Task -> Produce an exact transcription of the listing below, omitting the pictures.

Raw data ->
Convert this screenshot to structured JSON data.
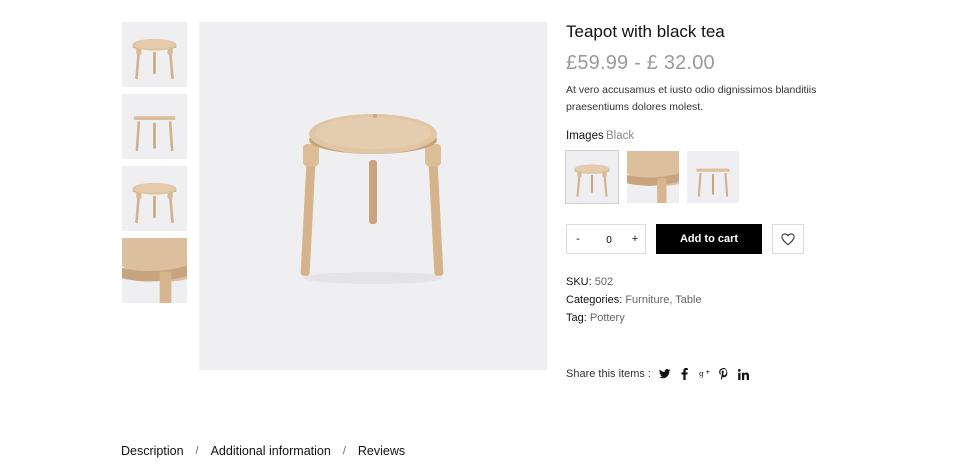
{
  "product": {
    "title": "Teapot with black tea",
    "price": "£59.99 - £ 32.00",
    "description": "At vero accusamus et iusto odio dignissimos blanditiis praesentiums dolores molest."
  },
  "gallery": {
    "thumbnails": [
      "stool-front-icon",
      "stool-side-icon",
      "stool-angle-icon",
      "stool-seat-closeup-icon"
    ],
    "main_image": "stool-main-image"
  },
  "options": {
    "label": "Images",
    "selected_value": "Black",
    "swatches": [
      "stool-swatch-1",
      "stool-swatch-2",
      "stool-swatch-3"
    ]
  },
  "cart": {
    "minus": "-",
    "quantity": "0",
    "plus": "+",
    "add_to_cart": "Add to cart",
    "wishlist_icon": "heart-icon"
  },
  "meta": {
    "sku_label": "SKU:",
    "sku_value": "502",
    "categories_label": "Categories:",
    "category_1": "Furniture",
    "category_sep": ",",
    "category_2": "Table",
    "tag_label": "Tag:",
    "tag_value": "Pottery"
  },
  "share": {
    "label": "Share this items :",
    "icons": [
      "twitter-icon",
      "facebook-icon",
      "google-plus-icon",
      "pinterest-icon",
      "linkedin-icon"
    ]
  },
  "tabs": {
    "description": "Description",
    "additional": "Additional information",
    "reviews": "Reviews",
    "separator": "/"
  },
  "colors": {
    "image_bg": "#efeff1",
    "wood": "#d7b995",
    "button": "#000000",
    "price": "#9a9a9a"
  }
}
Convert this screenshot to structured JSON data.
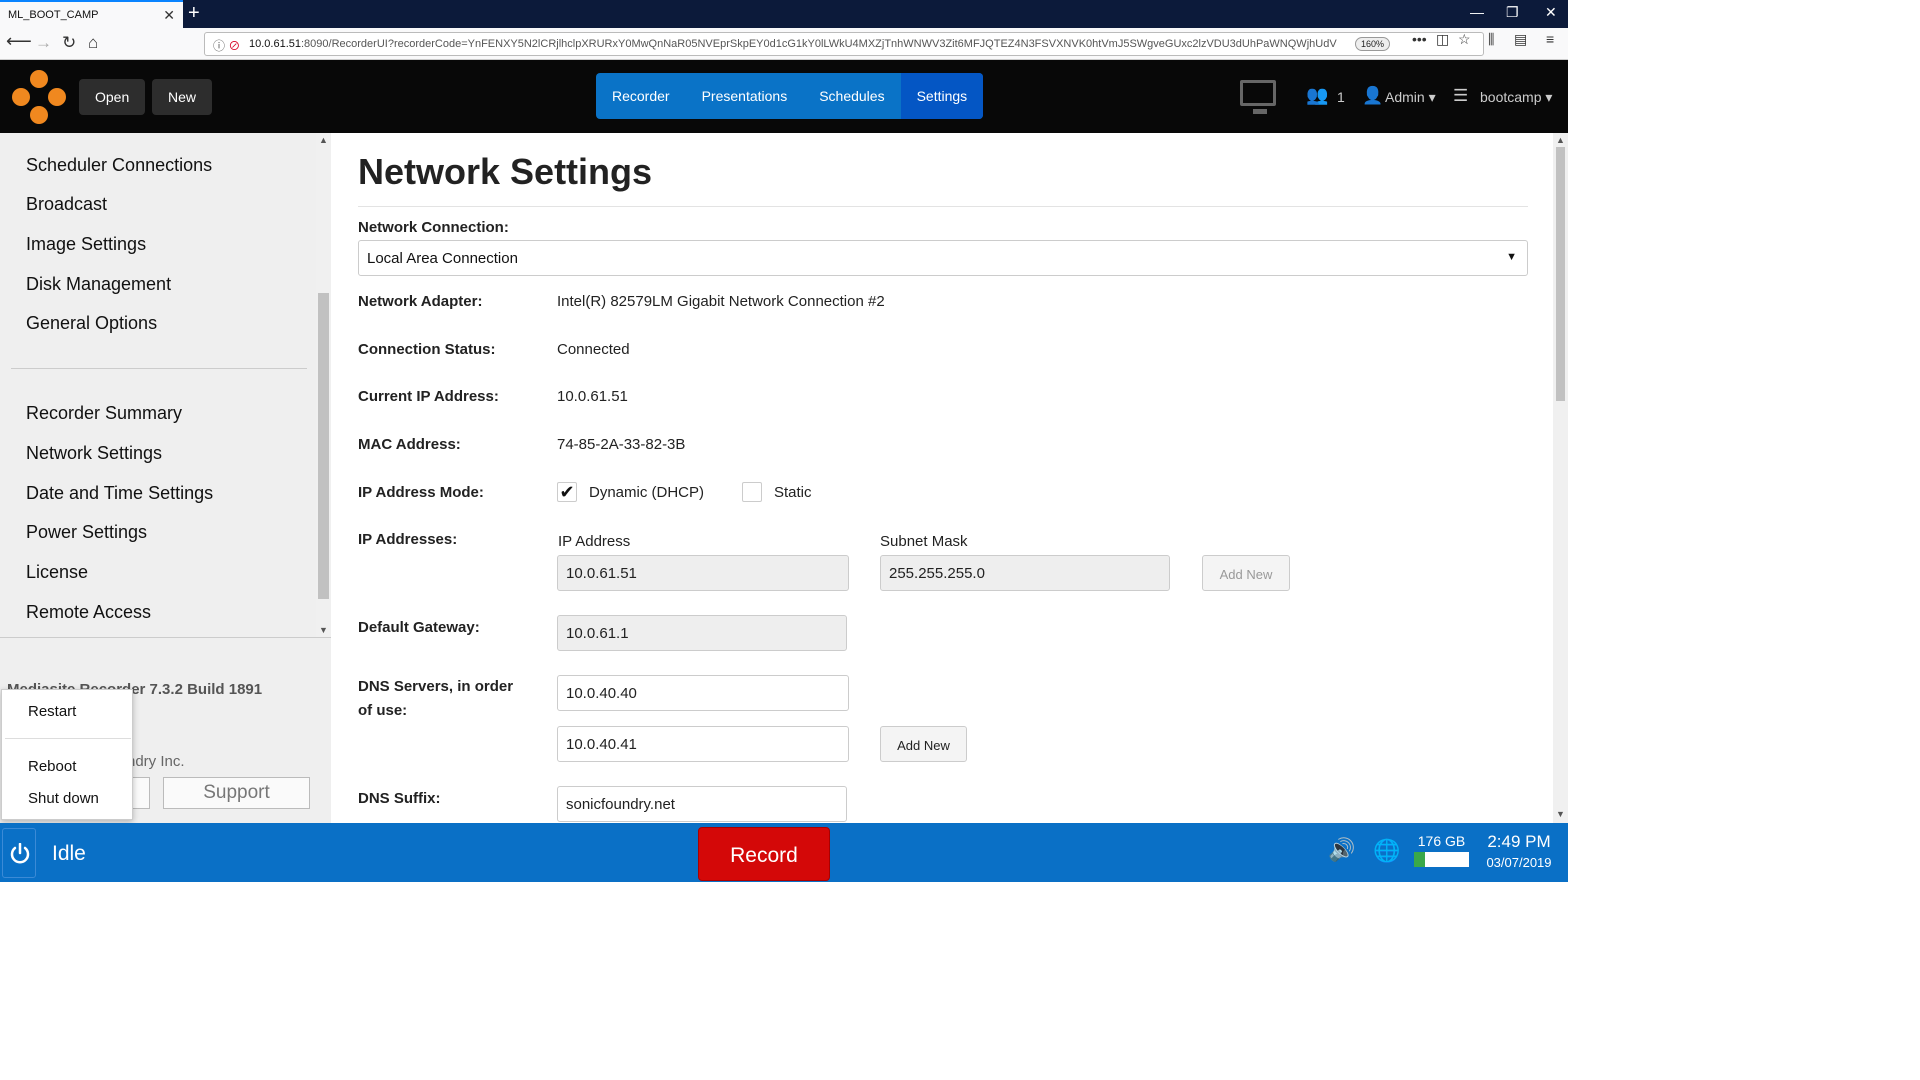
{
  "browser": {
    "tab_title": "ML_BOOT_CAMP",
    "tab_close": "✕",
    "new_tab": "+",
    "url_host": "10.0.61.51",
    "url_rest": ":8090/RecorderUI?recorderCode=YnFENXY5N2lCRjlhclpXRURxY0MwQnNaR05NVEprSkpEY0d1cG1kY0lLWkU4MXZjTnhWNWV3Zit6MFJQTEZ4N3FSVXNVK0htVmJ5SWgveGUxc2lzVDU3dUhPaWNQWjhUdV",
    "zoom": "160%"
  },
  "header": {
    "open_label": "Open",
    "new_label": "New",
    "tabs": [
      "Recorder",
      "Presentations",
      "Schedules",
      "Settings"
    ],
    "viewers_count": "1",
    "user_label": "Admin",
    "server_label": "bootcamp"
  },
  "sidebar": {
    "group1": [
      "Scheduler Connections",
      "Broadcast",
      "Image Settings",
      "Disk Management",
      "General Options"
    ],
    "group2": [
      "Recorder Summary",
      "Network Settings",
      "Date and Time Settings",
      "Power Settings",
      "License",
      "Remote Access"
    ],
    "version": "Mediasite Recorder 7.3.2 Build 1891",
    "company": "ndry Inc.",
    "support_label": "Support"
  },
  "power_menu": {
    "items": [
      "Restart",
      "Reboot",
      "Shut down"
    ]
  },
  "main": {
    "title": "Network Settings",
    "network_connection_label": "Network Connection:",
    "network_connection_value": "Local Area Connection",
    "adapter_label": "Network Adapter:",
    "adapter_value": "Intel(R) 82579LM Gigabit Network Connection #2",
    "status_label": "Connection Status:",
    "status_value": "Connected",
    "current_ip_label": "Current IP Address:",
    "current_ip_value": "10.0.61.51",
    "mac_label": "MAC Address:",
    "mac_value": "74-85-2A-33-82-3B",
    "ip_mode_label": "IP Address Mode:",
    "ip_mode_dhcp": "Dynamic (DHCP)",
    "ip_mode_static": "Static",
    "ip_mode_dhcp_checked": "✔",
    "ip_addresses_label": "IP Addresses:",
    "ip_col_header": "IP Address",
    "subnet_col_header": "Subnet Mask",
    "ip_value": "10.0.61.51",
    "subnet_value": "255.255.255.0",
    "add_new_label": "Add New",
    "gateway_label": "Default Gateway:",
    "gateway_value": "10.0.61.1",
    "dns_label_1": "DNS Servers, in order",
    "dns_label_2": "of use:",
    "dns_1": "10.0.40.40",
    "dns_2": "10.0.40.41",
    "dns_suffix_label": "DNS Suffix:",
    "dns_suffix_value": "sonicfoundry.net"
  },
  "statusbar": {
    "state": "Idle",
    "record_label": "Record",
    "disk_free": "176 GB",
    "disk_used_fraction": 0.2,
    "time": "2:49 PM",
    "date": "03/07/2019"
  },
  "colors": {
    "accent": "#0a73c7",
    "active_tab": "#0456c4",
    "record": "#d40808",
    "logo": "#f0881f"
  }
}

Result for this exercise ->
Convert this screenshot to structured JSON data.
{
  "product": {
    "title": "Teapot with black tea",
    "price": "£59.99 - £ 32.00",
    "description": "At vero accusamus et iusto odio dignissimos blanditiis praesentiums dolores molest."
  },
  "gallery": {
    "thumbnails": [
      "stool-front-icon",
      "stool-side-icon",
      "stool-angle-icon",
      "stool-seat-closeup-icon"
    ],
    "main_image": "stool-main-image"
  },
  "options": {
    "label": "Images",
    "selected_value": "Black",
    "swatches": [
      "stool-swatch-1",
      "stool-swatch-2",
      "stool-swatch-3"
    ]
  },
  "cart": {
    "minus": "-",
    "quantity": "0",
    "plus": "+",
    "add_to_cart": "Add to cart",
    "wishlist_icon": "heart-icon"
  },
  "meta": {
    "sku_label": "SKU:",
    "sku_value": "502",
    "categories_label": "Categories:",
    "category_1": "Furniture",
    "category_sep": ",",
    "category_2": "Table",
    "tag_label": "Tag:",
    "tag_value": "Pottery"
  },
  "share": {
    "label": "Share this items :",
    "icons": [
      "twitter-icon",
      "facebook-icon",
      "google-plus-icon",
      "pinterest-icon",
      "linkedin-icon"
    ]
  },
  "tabs": {
    "description": "Description",
    "additional": "Additional information",
    "reviews": "Reviews",
    "separator": "/"
  },
  "colors": {
    "image_bg": "#efeff1",
    "wood": "#d7b995",
    "button": "#000000",
    "price": "#9a9a9a"
  }
}
Convert this screenshot to structured JSON data.
{
  "browser": {
    "tab_title": "ML_BOOT_CAMP",
    "tab_close": "✕",
    "new_tab": "+",
    "url_host": "10.0.61.51",
    "url_rest": ":8090/RecorderUI?recorderCode=YnFENXY5N2lCRjlhclpXRURxY0MwQnNaR05NVEprSkpEY0d1cG1kY0lLWkU4MXZjTnhWNWV3Zit6MFJQTEZ4N3FSVXNVK0htVmJ5SWgveGUxc2lzVDU3dUhPaWNQWjhUdV",
    "zoom": "160%"
  },
  "header": {
    "open_label": "Open",
    "new_label": "New",
    "tabs": [
      "Recorder",
      "Presentations",
      "Schedules",
      "Settings"
    ],
    "viewers_count": "1",
    "user_label": "Admin",
    "server_label": "bootcamp"
  },
  "sidebar": {
    "group1": [
      "Scheduler Connections",
      "Broadcast",
      "Image Settings",
      "Disk Management",
      "General Options"
    ],
    "group2": [
      "Recorder Summary",
      "Network Settings",
      "Date and Time Settings",
      "Power Settings",
      "License",
      "Remote Access"
    ],
    "version": "Mediasite Recorder 7.3.2 Build 1891",
    "company": "ndry Inc.",
    "support_label": "Support"
  },
  "power_menu": {
    "items": [
      "Restart",
      "Reboot",
      "Shut down"
    ]
  },
  "main": {
    "title": "Network Settings",
    "network_connection_label": "Network Connection:",
    "network_connection_value": "Local Area Connection",
    "adapter_label": "Network Adapter:",
    "adapter_value": "Intel(R) 82579LM Gigabit Network Connection #2",
    "status_label": "Connection Status:",
    "status_value": "Connected",
    "current_ip_label": "Current IP Address:",
    "current_ip_value": "10.0.61.51",
    "mac_label": "MAC Address:",
    "mac_value": "74-85-2A-33-82-3B",
    "ip_mode_label": "IP Address Mode:",
    "ip_mode_dhcp": "Dynamic (DHCP)",
    "ip_mode_static": "Static",
    "ip_mode_dhcp_checked": "✔",
    "ip_addresses_label": "IP Addresses:",
    "ip_col_header": "IP Address",
    "subnet_col_header": "Subnet Mask",
    "ip_value": "10.0.61.51",
    "subnet_value": "255.255.255.0",
    "add_new_label": "Add New",
    "gateway_label": "Default Gateway:",
    "gateway_value": "10.0.61.1",
    "dns_label_1": "DNS Servers, in order",
    "dns_label_2": "of use:",
    "dns_1": "10.0.40.40",
    "dns_2": "10.0.40.41",
    "dns_suffix_label": "DNS Suffix:",
    "dns_suffix_value": "sonicfoundry.net"
  },
  "statusbar": {
    "state": "Idle",
    "record_label": "Record",
    "disk_free": "176 GB",
    "disk_used_fraction": 0.2,
    "time": "2:49 PM",
    "date": "03/07/2019"
  },
  "colors": {
    "accent": "#0a73c7",
    "active_tab": "#0456c4",
    "record": "#d40808",
    "logo": "#f0881f"
  }
}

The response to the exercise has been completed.